REQUIRED WORK:
Lines holding the string "JSON" are the ones to copy; find them all in the data.

DATA IN THIS EXERCISE:
_ _ _

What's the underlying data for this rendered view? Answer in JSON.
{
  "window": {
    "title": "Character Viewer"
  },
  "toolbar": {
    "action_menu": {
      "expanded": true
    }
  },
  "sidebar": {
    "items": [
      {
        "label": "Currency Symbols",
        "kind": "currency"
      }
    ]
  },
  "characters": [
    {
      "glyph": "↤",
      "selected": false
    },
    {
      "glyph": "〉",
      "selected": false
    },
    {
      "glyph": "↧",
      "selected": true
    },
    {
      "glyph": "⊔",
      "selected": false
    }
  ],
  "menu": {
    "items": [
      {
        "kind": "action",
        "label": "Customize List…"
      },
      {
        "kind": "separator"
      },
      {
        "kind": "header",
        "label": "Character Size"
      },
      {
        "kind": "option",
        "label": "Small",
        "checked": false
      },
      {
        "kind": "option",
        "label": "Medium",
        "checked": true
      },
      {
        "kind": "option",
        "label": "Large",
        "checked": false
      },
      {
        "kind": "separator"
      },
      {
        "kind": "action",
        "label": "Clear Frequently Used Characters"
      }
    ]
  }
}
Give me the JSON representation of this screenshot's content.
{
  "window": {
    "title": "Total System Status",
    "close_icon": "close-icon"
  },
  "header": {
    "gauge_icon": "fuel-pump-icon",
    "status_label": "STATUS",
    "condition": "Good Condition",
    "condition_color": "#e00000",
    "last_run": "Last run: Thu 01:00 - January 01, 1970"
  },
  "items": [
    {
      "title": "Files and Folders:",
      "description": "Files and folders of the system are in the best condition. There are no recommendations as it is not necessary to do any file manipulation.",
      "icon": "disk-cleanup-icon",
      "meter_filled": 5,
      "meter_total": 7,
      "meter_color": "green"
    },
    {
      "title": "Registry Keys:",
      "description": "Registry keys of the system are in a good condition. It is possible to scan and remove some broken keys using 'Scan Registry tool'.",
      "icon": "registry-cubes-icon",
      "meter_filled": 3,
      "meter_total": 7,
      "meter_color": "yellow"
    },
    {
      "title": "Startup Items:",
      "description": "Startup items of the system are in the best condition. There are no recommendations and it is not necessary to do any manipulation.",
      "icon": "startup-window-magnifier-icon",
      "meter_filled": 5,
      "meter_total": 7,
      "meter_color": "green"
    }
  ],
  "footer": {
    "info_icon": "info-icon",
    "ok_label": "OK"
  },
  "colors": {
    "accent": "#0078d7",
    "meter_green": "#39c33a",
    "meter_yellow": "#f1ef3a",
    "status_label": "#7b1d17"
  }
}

_ _ _

TASK ANSWER:
What's the underlying data for this rendered view? Answer in JSON.
Give me the JSON representation of this screenshot's content.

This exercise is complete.